» EXERCISE DIRECTIONS: Repeat, exactly and completely, the entries shown underneath.

——————

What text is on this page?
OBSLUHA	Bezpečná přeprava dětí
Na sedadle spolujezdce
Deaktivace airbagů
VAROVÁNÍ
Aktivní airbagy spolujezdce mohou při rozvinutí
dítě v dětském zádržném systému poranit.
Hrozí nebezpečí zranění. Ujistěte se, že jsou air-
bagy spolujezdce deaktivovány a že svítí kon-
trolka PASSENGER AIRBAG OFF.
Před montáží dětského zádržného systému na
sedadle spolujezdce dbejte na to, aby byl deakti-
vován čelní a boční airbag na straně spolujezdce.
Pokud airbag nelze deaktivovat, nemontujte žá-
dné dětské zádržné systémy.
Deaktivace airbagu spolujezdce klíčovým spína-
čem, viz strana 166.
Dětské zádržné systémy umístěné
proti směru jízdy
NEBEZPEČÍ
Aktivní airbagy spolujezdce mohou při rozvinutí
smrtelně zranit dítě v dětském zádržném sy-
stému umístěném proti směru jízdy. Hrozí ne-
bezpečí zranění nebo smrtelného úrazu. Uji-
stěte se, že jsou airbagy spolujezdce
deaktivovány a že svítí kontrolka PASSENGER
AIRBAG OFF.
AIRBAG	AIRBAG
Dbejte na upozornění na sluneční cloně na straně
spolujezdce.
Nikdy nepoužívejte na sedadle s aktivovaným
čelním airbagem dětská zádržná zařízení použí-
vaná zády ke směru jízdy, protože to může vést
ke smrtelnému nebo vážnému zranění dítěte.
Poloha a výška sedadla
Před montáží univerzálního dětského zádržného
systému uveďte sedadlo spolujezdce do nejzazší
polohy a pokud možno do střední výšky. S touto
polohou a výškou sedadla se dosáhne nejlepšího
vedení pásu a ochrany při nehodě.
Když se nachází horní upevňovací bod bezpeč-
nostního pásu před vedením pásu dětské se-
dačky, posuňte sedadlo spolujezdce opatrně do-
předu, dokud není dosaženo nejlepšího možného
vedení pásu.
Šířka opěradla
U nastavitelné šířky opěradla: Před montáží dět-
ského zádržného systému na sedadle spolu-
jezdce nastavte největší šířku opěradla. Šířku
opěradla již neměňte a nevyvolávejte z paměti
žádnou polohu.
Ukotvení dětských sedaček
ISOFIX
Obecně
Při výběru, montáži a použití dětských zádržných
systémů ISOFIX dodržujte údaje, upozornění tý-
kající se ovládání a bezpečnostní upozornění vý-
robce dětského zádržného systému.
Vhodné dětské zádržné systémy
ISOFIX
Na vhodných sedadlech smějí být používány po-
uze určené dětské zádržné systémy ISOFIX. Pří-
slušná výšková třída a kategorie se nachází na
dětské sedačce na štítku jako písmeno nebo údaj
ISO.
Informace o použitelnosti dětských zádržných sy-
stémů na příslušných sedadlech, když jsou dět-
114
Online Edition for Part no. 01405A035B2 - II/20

——————

» THE REPLY:
What text is on this page?
OBSLUHA	Bezpečná přeprava dětí
Na sedadle spolujezdce
Deaktivace airbagů
VAROVÁNÍ
Aktivní airbagy spolujezdce mohou při rozvinutí
dítě v dětském zádržném systému poranit.
Hrozí nebezpečí zranění. Ujistěte se, že jsou air-
bagy spolujezdce deaktivovány a že svítí kon-
trolka PASSENGER AIRBAG OFF.
Před montáží dětského zádržného systému na
sedadle spolujezdce dbejte na to, aby byl deakti-
vován čelní a boční airbag na straně spolujezdce.
Pokud airbag nelze deaktivovat, nemontujte žá-
dné dětské zádržné systémy.
Deaktivace airbagu spolujezdce klíčovým spína-
čem, viz strana 166.
Dětské zádržné systémy umístěné
proti směru jízdy
NEBEZPEČÍ
Aktivní airbagy spolujezdce mohou při rozvinutí
smrtelně zranit dítě v dětském zádržném sy-
stému umístěném proti směru jízdy. Hrozí ne-
bezpečí zranění nebo smrtelného úrazu. Uji-
stěte se, že jsou airbagy spolujezdce
deaktivovány a že svítí kontrolka PASSENGER
AIRBAG OFF.
AIRBAG	AIRBAG
Dbejte na upozornění na sluneční cloně na straně
spolujezdce.
Nikdy nepoužívejte na sedadle s aktivovaným
čelním airbagem dětská zádržná zařízení použí-
vaná zády ke směru jízdy, protože to může vést
ke smrtelnému nebo vážnému zranění dítěte.
Poloha a výška sedadla
Před montáží univerzálního dětského zádržného
systému uveďte sedadlo spolujezdce do nejzazší
polohy a pokud možno do střední výšky. S touto
polohou a výškou sedadla se dosáhne nejlepšího
vedení pásu a ochrany při nehodě.
Když se nachází horní upevňovací bod bezpeč-
nostního pásu před vedením pásu dětské se-
dačky, posuňte sedadlo spolujezdce opatrně do-
předu, dokud není dosaženo nejlepšího možného
vedení pásu.
Šířka opěradla
U nastavitelné šířky opěradla: Před montáží dět-
ského zádržného systému na sedadle spolu-
jezdce nastavte největší šířku opěradla. Šířku
opěradla již neměňte a nevyvolávejte z paměti
žádnou polohu.
Ukotvení dětských sedaček
ISOFIX
Obecně
Při výběru, montáži a použití dětských zádržných
systémů ISOFIX dodržujte údaje, upozornění tý-
kající se ovládání a bezpečnostní upozornění vý-
robce dětského zádržného systému.
Vhodné dětské zádržné systémy
ISOFIX
Na vhodných sedadlech smějí být používány po-
uze určené dětské zádržné systémy ISOFIX. Pří-
slušná výšková třída a kategorie se nachází na
dětské sedačce na štítku jako písmeno nebo údaj
ISO.
Informace o použitelnosti dětských zádržných sy-
stémů na příslušných sedadlech, když jsou dět-
114
Online Edition for Part no. 01405A035B2 - II/20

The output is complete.